WHAT THE TASK ASKS
Copy out all the entries exactly.

Records that describe figures
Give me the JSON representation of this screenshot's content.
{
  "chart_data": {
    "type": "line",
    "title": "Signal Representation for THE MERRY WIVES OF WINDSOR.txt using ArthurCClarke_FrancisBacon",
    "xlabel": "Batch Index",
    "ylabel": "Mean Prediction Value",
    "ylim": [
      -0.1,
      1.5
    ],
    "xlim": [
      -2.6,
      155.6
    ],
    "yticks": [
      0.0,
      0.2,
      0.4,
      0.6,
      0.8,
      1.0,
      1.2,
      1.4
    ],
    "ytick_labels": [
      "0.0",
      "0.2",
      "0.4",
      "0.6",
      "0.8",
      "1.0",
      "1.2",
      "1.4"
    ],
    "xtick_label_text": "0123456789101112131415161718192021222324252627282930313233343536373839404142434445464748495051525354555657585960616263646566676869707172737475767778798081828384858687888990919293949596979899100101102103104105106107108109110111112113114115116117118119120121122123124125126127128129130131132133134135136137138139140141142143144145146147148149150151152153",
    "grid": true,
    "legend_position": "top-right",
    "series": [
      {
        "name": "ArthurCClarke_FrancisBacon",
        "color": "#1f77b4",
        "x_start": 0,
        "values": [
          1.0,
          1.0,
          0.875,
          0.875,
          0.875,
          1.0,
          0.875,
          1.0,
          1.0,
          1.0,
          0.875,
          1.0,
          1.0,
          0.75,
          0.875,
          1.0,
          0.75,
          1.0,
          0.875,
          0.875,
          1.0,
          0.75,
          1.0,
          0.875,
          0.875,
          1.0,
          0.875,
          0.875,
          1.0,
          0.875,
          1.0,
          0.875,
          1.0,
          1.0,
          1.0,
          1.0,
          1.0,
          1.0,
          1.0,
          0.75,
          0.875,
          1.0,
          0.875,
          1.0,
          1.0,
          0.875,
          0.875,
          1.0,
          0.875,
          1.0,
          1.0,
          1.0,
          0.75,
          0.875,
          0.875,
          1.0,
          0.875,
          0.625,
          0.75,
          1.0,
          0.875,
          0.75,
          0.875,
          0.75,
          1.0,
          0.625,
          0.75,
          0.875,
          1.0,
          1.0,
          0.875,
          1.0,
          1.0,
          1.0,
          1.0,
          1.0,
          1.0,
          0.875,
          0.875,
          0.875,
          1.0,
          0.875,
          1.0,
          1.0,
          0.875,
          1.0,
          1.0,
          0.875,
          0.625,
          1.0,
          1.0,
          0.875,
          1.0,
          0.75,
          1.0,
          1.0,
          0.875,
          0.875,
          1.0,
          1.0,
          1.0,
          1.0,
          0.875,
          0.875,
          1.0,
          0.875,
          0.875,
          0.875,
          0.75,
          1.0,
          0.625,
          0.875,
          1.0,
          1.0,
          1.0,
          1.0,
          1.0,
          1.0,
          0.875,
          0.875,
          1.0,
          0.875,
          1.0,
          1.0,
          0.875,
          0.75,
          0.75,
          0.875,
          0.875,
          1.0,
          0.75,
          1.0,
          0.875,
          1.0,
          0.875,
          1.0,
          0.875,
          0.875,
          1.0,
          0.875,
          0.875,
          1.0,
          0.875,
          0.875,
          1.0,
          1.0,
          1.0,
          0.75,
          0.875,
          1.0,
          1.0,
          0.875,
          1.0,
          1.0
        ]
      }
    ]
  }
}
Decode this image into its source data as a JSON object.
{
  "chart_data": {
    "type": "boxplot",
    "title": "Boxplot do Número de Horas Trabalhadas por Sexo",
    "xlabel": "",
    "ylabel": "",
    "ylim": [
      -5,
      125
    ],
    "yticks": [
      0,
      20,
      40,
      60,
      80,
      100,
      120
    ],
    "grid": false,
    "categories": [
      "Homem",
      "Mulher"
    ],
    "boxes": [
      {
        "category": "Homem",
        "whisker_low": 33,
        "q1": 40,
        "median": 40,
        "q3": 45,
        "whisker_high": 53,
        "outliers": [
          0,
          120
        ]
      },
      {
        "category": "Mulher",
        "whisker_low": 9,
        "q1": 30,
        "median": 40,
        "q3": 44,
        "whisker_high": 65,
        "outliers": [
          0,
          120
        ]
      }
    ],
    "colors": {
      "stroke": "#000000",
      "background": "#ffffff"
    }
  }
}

FINAL RESULT
Give me the JSON representation of this screenshot's content.
{
  "chart_data": {
    "type": "line",
    "title": "Signal Representation for THE MERRY WIVES OF WINDSOR.txt using ArthurCClarke_FrancisBacon",
    "xlabel": "Batch Index",
    "ylabel": "Mean Prediction Value",
    "ylim": [
      -0.1,
      1.5
    ],
    "xlim": [
      -2.6,
      155.6
    ],
    "yticks": [
      0.0,
      0.2,
      0.4,
      0.6,
      0.8,
      1.0,
      1.2,
      1.4
    ],
    "ytick_labels": [
      "0.0",
      "0.2",
      "0.4",
      "0.6",
      "0.8",
      "1.0",
      "1.2",
      "1.4"
    ],
    "xtick_label_text": "0123456789101112131415161718192021222324252627282930313233343536373839404142434445464748495051525354555657585960616263646566676869707172737475767778798081828384858687888990919293949596979899100101102103104105106107108109110111112113114115116117118119120121122123124125126127128129130131132133134135136137138139140141142143144145146147148149150151152153",
    "grid": true,
    "legend_position": "top-right",
    "series": [
      {
        "name": "ArthurCClarke_FrancisBacon",
        "color": "#1f77b4",
        "x_start": 0,
        "values": [
          1.0,
          1.0,
          0.875,
          0.875,
          0.875,
          1.0,
          0.875,
          1.0,
          1.0,
          1.0,
          0.875,
          1.0,
          1.0,
          0.75,
          0.875,
          1.0,
          0.75,
          1.0,
          0.875,
          0.875,
          1.0,
          0.75,
          1.0,
          0.875,
          0.875,
          1.0,
          0.875,
          0.875,
          1.0,
          0.875,
          1.0,
          0.875,
          1.0,
          1.0,
          1.0,
          1.0,
          1.0,
          1.0,
          1.0,
          0.75,
          0.875,
          1.0,
          0.875,
          1.0,
          1.0,
          0.875,
          0.875,
          1.0,
          0.875,
          1.0,
          1.0,
          1.0,
          0.75,
          0.875,
          0.875,
          1.0,
          0.875,
          0.625,
          0.75,
          1.0,
          0.875,
          0.75,
          0.875,
          0.75,
          1.0,
          0.625,
          0.75,
          0.875,
          1.0,
          1.0,
          0.875,
          1.0,
          1.0,
          1.0,
          1.0,
          1.0,
          1.0,
          0.875,
          0.875,
          0.875,
          1.0,
          0.875,
          1.0,
          1.0,
          0.875,
          1.0,
          1.0,
          0.875,
          0.625,
          1.0,
          1.0,
          0.875,
          1.0,
          0.75,
          1.0,
          1.0,
          0.875,
          0.875,
          1.0,
          1.0,
          1.0,
          1.0,
          0.875,
          0.875,
          1.0,
          0.875,
          0.875,
          0.875,
          0.75,
          1.0,
          0.625,
          0.875,
          1.0,
          1.0,
          1.0,
          1.0,
          1.0,
          1.0,
          0.875,
          0.875,
          1.0,
          0.875,
          1.0,
          1.0,
          0.875,
          0.75,
          0.75,
          0.875,
          0.875,
          1.0,
          0.75,
          1.0,
          0.875,
          1.0,
          0.875,
          1.0,
          0.875,
          0.875,
          1.0,
          0.875,
          0.875,
          1.0,
          0.875,
          0.875,
          1.0,
          1.0,
          1.0,
          0.75,
          0.875,
          1.0,
          1.0,
          0.875,
          1.0,
          1.0
        ]
      }
    ]
  }
}
Decode this image into its source data as a JSON object.
{
  "chart_data": {
    "type": "boxplot",
    "title": "Boxplot do Número de Horas Trabalhadas por Sexo",
    "xlabel": "",
    "ylabel": "",
    "ylim": [
      -5,
      125
    ],
    "yticks": [
      0,
      20,
      40,
      60,
      80,
      100,
      120
    ],
    "grid": false,
    "categories": [
      "Homem",
      "Mulher"
    ],
    "boxes": [
      {
        "category": "Homem",
        "whisker_low": 33,
        "q1": 40,
        "median": 40,
        "q3": 45,
        "whisker_high": 53,
        "outliers": [
          0,
          120
        ]
      },
      {
        "category": "Mulher",
        "whisker_low": 9,
        "q1": 30,
        "median": 40,
        "q3": 44,
        "whisker_high": 65,
        "outliers": [
          0,
          120
        ]
      }
    ],
    "colors": {
      "stroke": "#000000",
      "background": "#ffffff"
    }
  }
}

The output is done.